_Stated task_.
Scan the data below and pick out the lines containing the word "icon".

_Entries provided_.
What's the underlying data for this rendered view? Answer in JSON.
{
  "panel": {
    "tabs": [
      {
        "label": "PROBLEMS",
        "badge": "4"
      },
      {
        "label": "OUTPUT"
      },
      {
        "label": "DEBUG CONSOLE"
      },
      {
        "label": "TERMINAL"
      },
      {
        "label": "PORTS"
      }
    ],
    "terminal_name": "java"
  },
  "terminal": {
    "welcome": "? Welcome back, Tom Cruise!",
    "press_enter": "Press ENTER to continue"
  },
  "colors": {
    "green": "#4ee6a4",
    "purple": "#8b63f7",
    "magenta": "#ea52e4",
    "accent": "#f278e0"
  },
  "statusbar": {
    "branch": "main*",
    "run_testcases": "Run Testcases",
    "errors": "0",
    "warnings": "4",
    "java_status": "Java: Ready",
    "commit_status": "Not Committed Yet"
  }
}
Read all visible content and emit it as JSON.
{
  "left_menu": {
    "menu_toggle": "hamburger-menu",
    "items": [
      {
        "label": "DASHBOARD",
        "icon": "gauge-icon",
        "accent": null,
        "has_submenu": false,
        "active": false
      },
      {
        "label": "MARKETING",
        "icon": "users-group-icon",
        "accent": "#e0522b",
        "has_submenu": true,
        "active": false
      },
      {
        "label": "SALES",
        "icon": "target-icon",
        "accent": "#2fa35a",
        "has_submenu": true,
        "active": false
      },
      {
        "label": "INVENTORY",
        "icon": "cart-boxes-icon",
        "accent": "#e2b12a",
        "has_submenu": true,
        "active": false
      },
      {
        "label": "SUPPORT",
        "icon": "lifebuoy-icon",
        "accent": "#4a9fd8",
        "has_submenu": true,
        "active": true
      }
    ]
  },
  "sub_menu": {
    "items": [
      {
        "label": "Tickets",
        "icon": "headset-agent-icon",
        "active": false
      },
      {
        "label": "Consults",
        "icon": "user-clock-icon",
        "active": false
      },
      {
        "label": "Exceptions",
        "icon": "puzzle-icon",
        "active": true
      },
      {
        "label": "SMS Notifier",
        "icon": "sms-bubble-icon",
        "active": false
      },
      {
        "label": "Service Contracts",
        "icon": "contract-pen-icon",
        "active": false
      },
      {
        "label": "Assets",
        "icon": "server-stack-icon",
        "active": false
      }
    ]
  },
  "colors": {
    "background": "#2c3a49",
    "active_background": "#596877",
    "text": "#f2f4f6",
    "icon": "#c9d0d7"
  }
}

_Solution_.
        "icon": "gauge-icon",
        "icon": "users-group-icon",
        "icon": "target-icon",
        "icon": "cart-boxes-icon",
        "icon": "lifebuoy-icon",
        "icon": "headset-agent-icon",
        "icon": "user-clock-icon",
        "icon": "puzzle-icon",
        "icon": "sms-bubble-icon",
        "icon": "contract-pen-icon",
        "icon": "server-stack-icon",
    "icon": "#c9d0d7"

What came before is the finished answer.